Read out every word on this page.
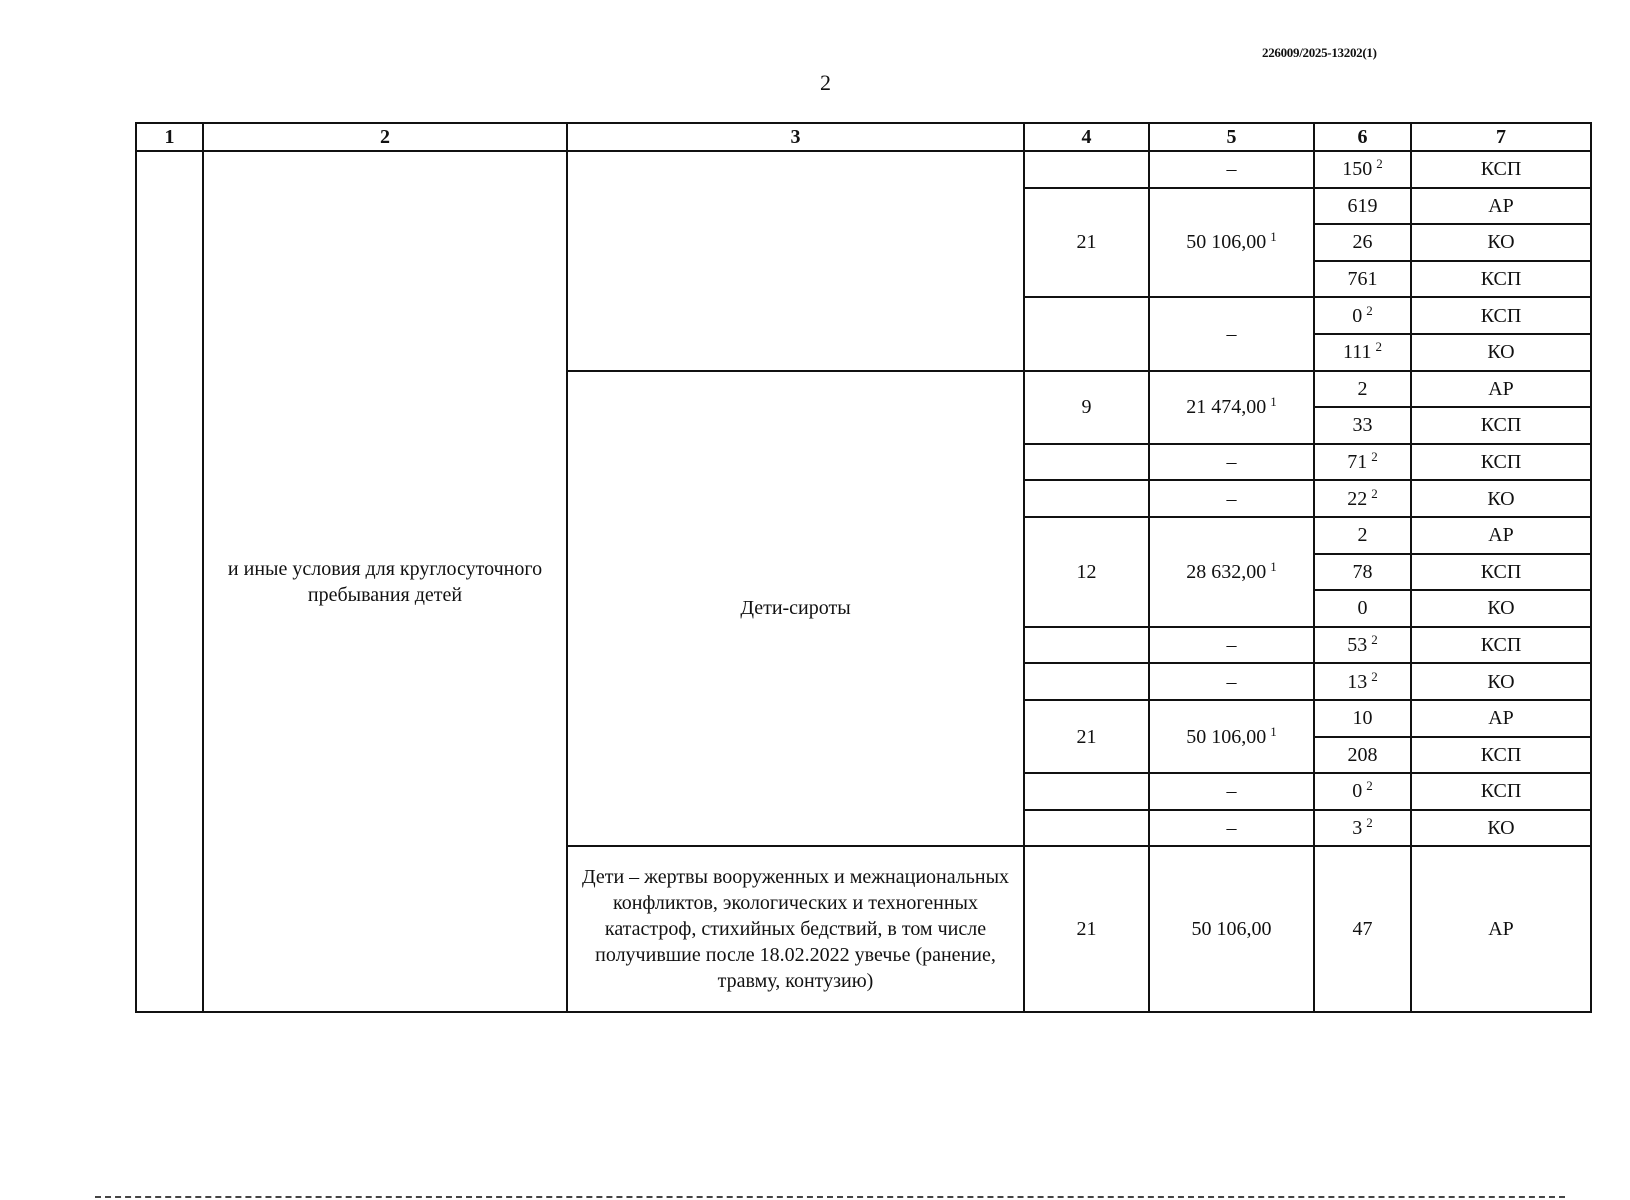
226009/2025-13202(1)
2
1	2	3	4	5	6	7
	и иные условия для круглосуточного пребывания детей			–	150 $^2$	КСП
			21	50 106,00 $^1$	619	АР
					26	КО
					761	КСП
				–	0 $^2$	КСП
					111 $^2$	КО
		Дети-сироты	9	21 474,00 $^1$	2	АР
					33	КСП
				–	71 $^2$	КСП
				–	22 $^2$	КО
			12	28 632,00 $^1$	2	АР
					78	КСП
					0	КО
				–	53 $^2$	КСП
				–	13 $^2$	КО
			21	50 106,00 $^1$	10	АР
					208	КСП
				–	0 $^2$	КСП
				–	3 $^2$	КО
		Дети – жертвы вооруженных и межнациональных конфликтов, экологических и техногенных катастроф, стихийных бедствий, в том числе получившие после 18.02.2022 увечье (ранение, травму, контузию)	21	50 106,00	47	АР
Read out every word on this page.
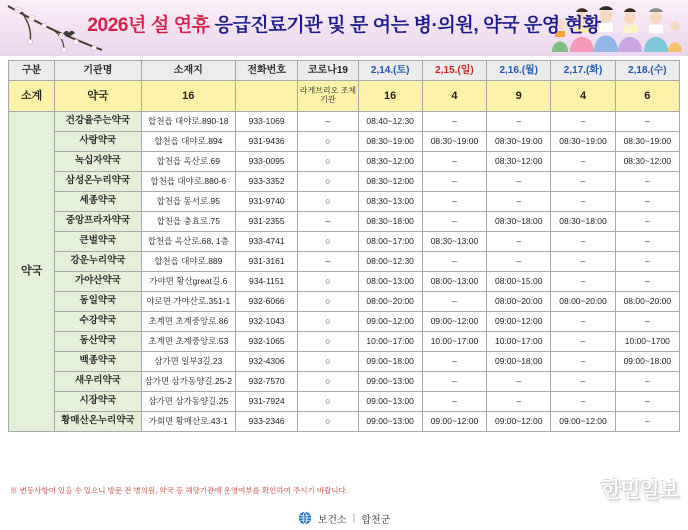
2026년 설 연휴 응급진료기관 및 문 여는 병·의원, 약국 운영 현황
구분	기관명	소재지	전화번호	코로나19	2,14.(토)	2,15.(일)	2,16.(월)	2,17.(화)	2,18.(수)
소계	약국	16		라게브리오 조체기관	16	4	9	4	6
약국	건강율주는약국	합천읍 대야로.890-18	933-1069	–	08:40~12:30	–	–	–	–
	사랑약국	합천읍 대야로.894	931-9436	○	08:30~19:00	08:30~19:00	08:30~19:00	08:30~19:00	08:30~19:00
	녹십자약국	합천읍 옥산로.69	933-0095	○	08:30~12:00	–	08:30~12:00	–	08:30~12:00
	삼성온누리약국	합천읍 대야로.880-6	933-3352	○	08:30~12:00	–	–	–	–
	세종약국	합천읍 동서로.95	931-9740	○	08:30~13:00	–	–	–	–
	중앙프라자약국	합천읍 충효로.75	931-2355	–	08:30~18:00	–	08:30~18:00	08:30~18:00	–
	큰벌약국	합천읍 옥산로.68, 1층	933-4741	○	08:00~17:00	08:30~13:00	–	–	–
	강운누리약국	합천읍 대야로.889	931-3161	–	08:00~12:30	–	–	–	–
	가야산약국	가야면 황산great길.6	934-1151	○	08:00~13:00	08:00~13:00	08:00~15:00	–	–
	동일약국	야로면 가야산로.351-1	932-6066	○	08:00~20:00	–	08:00~20:00	08:00~20:00	08:00~20:00
	수강약국	초계면 초계중앙로.86	932-1043	○	09:00~12:00	09:00~12:00	09:00~12:00	–	–
	동산약국	초계면 초계중앙로.53	932-1065	○	10:00~17:00	10:00~17:00	10:00~17:00	–	10:00~1700
	백종약국	삼가면 일부3길.23	932-4306	○	09:00~18:00	–	09:00~18:00	–	09:00~18:00
	새우리약국	삼가면 삼가동양길.25-2	932-7570	○	09:00~13:00	–	–	–	–
	시장약국	삼가면 삼가동양길.25	931-7924	○	09:00~13:00	–	–	–	–
	황매산온누리약국	가회면 황매산로.43-1	933-2346	○	09:00~13:00	09:00~12:00	09:00~12:00	09:00~12:00	–
※ 변동사항이 있을 수 있으니 방문 전 병의원, 약국 등 해당기관에 운영여부를 확인하여 주시기 바랍니다.	한민일보
보건소 | 합천군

• **Description of the task**: Would you mind returning each entry above word for word, skipping the images?

• **Reply to the task**:
Read out every word on this page.
226009/2025-13202(1)
2
1	2	3	4	5	6	7
	и иные условия для круглосуточного пребывания детей			–	150 $^2$	КСП
			21	50 106,00 $^1$	619	АР
					26	КО
					761	КСП
				–	0 $^2$	КСП
					111 $^2$	КО
		Дети-сироты	9	21 474,00 $^1$	2	АР
					33	КСП
				–	71 $^2$	КСП
				–	22 $^2$	КО
			12	28 632,00 $^1$	2	АР
					78	КСП
					0	КО
				–	53 $^2$	КСП
				–	13 $^2$	КО
			21	50 106,00 $^1$	10	АР
					208	КСП
				–	0 $^2$	КСП
				–	3 $^2$	КО
		Дети – жертвы вооруженных и межнациональных конфликтов, экологических и техногенных катастроф, стихийных бедствий, в том числе получившие после 18.02.2022 увечье (ранение, травму, контузию)	21	50 106,00	47	АР
Read out every word on this page.
2026년 설 연휴 응급진료기관 및 문 여는 병·의원, 약국 운영 현황
구분	기관명	소재지	전화번호	코로나19	2,14.(토)	2,15.(일)	2,16.(월)	2,17.(화)	2,18.(수)
소계	약국	16		라게브리오 조체기관	16	4	9	4	6
약국	건강율주는약국	합천읍 대야로.890-18	933-1069	–	08:40~12:30	–	–	–	–
	사랑약국	합천읍 대야로.894	931-9436	○	08:30~19:00	08:30~19:00	08:30~19:00	08:30~19:00	08:30~19:00
	녹십자약국	합천읍 옥산로.69	933-0095	○	08:30~12:00	–	08:30~12:00	–	08:30~12:00
	삼성온누리약국	합천읍 대야로.880-6	933-3352	○	08:30~12:00	–	–	–	–
	세종약국	합천읍 동서로.95	931-9740	○	08:30~13:00	–	–	–	–
	중앙프라자약국	합천읍 충효로.75	931-2355	–	08:30~18:00	–	08:30~18:00	08:30~18:00	–
	큰벌약국	합천읍 옥산로.68, 1층	933-4741	○	08:00~17:00	08:30~13:00	–	–	–
	강운누리약국	합천읍 대야로.889	931-3161	–	08:00~12:30	–	–	–	–
	가야산약국	가야면 황산great길.6	934-1151	○	08:00~13:00	08:00~13:00	08:00~15:00	–	–
	동일약국	야로면 가야산로.351-1	932-6066	○	08:00~20:00	–	08:00~20:00	08:00~20:00	08:00~20:00
	수강약국	초계면 초계중앙로.86	932-1043	○	09:00~12:00	09:00~12:00	09:00~12:00	–	–
	동산약국	초계면 초계중앙로.53	932-1065	○	10:00~17:00	10:00~17:00	10:00~17:00	–	10:00~1700
	백종약국	삼가면 일부3길.23	932-4306	○	09:00~18:00	–	09:00~18:00	–	09:00~18:00
	새우리약국	삼가면 삼가동양길.25-2	932-7570	○	09:00~13:00	–	–	–	–
	시장약국	삼가면 삼가동양길.25	931-7924	○	09:00~13:00	–	–	–	–
	황매산온누리약국	가회면 황매산로.43-1	933-2346	○	09:00~13:00	09:00~12:00	09:00~12:00	09:00~12:00	–
※ 변동사항이 있을 수 있으니 방문 전 병의원, 약국 등 해당기관에 운영여부를 확인하여 주시기 바랍니다.	한민일보
보건소 | 합천군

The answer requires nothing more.